— BEGIN Information supplied —

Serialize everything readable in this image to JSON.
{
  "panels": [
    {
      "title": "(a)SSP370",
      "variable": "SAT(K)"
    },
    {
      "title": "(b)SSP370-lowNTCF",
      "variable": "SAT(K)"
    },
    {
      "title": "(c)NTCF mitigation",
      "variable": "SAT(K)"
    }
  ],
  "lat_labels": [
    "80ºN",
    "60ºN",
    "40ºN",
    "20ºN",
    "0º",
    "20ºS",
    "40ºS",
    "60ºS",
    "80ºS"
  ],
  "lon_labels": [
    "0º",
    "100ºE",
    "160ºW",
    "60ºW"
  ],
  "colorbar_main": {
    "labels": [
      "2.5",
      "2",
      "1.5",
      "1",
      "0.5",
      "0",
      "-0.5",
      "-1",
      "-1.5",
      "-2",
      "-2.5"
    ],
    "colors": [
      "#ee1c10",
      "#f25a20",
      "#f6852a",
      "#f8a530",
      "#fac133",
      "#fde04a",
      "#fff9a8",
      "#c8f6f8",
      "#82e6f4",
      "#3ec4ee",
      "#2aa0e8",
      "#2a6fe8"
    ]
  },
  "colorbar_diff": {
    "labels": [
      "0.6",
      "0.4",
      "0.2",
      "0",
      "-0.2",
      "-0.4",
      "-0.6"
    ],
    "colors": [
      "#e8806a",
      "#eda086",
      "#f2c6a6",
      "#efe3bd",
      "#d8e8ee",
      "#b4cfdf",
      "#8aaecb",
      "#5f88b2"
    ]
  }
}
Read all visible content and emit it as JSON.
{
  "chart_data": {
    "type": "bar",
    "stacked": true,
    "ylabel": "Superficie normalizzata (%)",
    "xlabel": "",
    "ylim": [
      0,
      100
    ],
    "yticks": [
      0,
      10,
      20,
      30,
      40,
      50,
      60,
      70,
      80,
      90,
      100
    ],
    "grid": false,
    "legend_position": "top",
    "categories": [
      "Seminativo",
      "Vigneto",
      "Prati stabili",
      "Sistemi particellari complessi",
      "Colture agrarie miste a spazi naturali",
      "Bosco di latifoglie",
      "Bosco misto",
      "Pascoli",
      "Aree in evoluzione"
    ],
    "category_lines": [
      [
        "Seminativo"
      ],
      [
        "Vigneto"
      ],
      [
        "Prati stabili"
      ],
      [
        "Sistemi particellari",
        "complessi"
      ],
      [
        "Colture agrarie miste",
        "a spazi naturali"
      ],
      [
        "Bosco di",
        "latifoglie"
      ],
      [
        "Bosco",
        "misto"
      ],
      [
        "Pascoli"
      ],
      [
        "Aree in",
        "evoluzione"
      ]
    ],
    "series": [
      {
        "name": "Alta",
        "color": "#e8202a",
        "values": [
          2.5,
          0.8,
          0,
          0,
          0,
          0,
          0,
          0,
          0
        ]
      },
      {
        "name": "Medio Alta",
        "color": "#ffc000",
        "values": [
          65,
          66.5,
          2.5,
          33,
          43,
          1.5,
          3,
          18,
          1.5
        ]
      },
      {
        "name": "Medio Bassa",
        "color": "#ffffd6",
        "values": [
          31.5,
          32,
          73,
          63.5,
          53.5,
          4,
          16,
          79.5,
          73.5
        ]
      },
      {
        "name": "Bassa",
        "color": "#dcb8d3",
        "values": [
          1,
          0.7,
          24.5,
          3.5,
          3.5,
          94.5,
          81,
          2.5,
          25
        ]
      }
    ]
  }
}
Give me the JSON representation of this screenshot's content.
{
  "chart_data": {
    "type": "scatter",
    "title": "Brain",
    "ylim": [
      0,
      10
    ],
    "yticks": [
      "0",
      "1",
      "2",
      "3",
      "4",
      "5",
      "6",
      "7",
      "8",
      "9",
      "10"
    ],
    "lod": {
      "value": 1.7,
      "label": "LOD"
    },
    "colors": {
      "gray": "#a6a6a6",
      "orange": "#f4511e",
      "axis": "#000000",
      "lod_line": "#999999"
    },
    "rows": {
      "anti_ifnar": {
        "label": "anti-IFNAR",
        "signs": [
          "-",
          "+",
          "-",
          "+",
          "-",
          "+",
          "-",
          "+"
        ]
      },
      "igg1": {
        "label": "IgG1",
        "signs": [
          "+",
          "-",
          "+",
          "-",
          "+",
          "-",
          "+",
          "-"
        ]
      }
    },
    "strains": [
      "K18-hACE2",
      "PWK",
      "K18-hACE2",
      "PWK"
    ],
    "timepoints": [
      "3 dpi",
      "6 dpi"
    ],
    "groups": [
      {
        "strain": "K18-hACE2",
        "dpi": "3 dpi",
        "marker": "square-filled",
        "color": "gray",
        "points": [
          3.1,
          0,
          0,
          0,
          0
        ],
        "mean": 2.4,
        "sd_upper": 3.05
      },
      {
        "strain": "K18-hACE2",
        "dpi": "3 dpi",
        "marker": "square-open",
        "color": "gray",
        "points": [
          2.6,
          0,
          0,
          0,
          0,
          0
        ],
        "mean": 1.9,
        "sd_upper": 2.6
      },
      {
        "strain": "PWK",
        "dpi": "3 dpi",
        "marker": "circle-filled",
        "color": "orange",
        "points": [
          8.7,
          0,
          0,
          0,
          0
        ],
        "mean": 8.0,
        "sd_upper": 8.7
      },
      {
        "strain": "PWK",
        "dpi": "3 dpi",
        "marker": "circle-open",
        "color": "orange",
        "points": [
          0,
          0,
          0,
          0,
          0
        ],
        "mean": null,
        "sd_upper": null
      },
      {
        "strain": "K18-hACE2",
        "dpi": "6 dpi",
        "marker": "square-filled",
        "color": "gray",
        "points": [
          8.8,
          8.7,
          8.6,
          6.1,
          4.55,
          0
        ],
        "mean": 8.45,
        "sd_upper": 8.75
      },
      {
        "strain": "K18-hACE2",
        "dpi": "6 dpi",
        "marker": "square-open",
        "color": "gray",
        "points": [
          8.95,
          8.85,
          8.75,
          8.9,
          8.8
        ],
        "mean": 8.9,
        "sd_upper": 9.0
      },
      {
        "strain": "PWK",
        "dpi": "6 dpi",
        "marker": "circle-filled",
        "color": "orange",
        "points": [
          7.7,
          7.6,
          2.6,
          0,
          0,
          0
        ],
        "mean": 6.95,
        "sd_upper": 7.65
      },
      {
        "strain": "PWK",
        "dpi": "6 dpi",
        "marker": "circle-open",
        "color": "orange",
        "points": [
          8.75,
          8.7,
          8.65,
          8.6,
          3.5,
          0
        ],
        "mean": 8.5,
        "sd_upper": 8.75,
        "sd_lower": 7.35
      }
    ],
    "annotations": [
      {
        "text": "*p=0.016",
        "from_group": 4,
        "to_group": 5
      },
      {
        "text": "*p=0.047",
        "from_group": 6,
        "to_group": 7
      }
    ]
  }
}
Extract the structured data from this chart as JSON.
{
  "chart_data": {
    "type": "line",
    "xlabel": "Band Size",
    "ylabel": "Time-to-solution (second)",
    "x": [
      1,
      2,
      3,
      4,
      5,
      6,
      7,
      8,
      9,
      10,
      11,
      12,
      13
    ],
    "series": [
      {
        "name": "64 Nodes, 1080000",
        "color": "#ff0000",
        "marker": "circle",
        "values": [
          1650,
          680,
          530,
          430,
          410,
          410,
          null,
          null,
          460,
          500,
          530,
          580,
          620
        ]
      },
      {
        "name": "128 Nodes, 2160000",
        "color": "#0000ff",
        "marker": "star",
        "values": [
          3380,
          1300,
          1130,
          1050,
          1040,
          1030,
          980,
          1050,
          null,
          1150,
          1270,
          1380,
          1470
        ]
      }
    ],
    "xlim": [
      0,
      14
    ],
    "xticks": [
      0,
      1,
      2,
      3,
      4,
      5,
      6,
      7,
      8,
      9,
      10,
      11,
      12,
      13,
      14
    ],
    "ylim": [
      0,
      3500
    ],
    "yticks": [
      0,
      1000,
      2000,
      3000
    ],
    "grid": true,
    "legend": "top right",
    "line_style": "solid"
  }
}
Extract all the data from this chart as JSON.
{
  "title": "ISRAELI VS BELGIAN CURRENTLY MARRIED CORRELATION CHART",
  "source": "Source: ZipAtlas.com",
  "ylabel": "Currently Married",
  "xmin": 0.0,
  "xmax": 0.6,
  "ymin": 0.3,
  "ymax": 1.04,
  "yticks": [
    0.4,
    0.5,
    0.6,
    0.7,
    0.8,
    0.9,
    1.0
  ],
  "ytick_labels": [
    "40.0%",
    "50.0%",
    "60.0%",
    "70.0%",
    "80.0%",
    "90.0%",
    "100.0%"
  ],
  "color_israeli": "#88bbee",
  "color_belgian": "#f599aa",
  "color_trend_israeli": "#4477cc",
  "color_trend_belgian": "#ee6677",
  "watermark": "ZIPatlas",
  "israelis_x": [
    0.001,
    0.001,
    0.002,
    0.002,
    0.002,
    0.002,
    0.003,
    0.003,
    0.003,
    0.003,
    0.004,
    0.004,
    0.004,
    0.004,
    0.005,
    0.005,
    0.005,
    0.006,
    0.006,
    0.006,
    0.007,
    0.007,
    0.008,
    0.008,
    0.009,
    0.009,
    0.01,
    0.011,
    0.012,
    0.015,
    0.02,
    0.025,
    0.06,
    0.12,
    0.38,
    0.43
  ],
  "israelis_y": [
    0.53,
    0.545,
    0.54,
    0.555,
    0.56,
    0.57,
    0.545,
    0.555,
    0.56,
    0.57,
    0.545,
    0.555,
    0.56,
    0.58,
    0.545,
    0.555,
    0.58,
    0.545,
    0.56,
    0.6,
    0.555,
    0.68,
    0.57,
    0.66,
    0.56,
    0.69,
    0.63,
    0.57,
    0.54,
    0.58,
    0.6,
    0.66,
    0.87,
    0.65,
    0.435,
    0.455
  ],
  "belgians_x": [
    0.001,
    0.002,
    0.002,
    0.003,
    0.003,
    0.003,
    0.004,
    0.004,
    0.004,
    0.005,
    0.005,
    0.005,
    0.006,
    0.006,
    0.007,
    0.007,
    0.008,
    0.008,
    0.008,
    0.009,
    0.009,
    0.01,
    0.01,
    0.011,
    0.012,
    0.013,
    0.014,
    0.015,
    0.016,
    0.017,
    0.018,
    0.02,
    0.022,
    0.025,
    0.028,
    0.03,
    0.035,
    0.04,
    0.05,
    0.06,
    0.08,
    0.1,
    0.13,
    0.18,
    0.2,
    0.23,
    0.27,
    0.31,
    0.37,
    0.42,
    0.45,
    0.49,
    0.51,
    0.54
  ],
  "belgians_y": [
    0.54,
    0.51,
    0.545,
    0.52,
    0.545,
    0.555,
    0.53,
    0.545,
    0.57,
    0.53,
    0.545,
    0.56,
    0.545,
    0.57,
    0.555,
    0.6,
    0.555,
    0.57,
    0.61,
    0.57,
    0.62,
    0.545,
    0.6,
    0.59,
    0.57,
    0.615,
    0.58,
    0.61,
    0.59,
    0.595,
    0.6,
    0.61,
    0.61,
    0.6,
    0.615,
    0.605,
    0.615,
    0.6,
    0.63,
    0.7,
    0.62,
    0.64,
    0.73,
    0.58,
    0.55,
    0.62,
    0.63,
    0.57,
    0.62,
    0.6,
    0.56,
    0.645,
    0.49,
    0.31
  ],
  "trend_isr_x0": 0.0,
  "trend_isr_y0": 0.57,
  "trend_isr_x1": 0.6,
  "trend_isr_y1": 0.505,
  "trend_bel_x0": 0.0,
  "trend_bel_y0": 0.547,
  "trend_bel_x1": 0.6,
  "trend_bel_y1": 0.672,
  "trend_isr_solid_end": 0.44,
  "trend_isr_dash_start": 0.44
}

— END Information supplied —

* _Exercise details_:
Above are the records. Identify each line that contains the word "spazi".

* _Result_:
      "Colture agrarie miste a spazi naturali",
        "a spazi naturali"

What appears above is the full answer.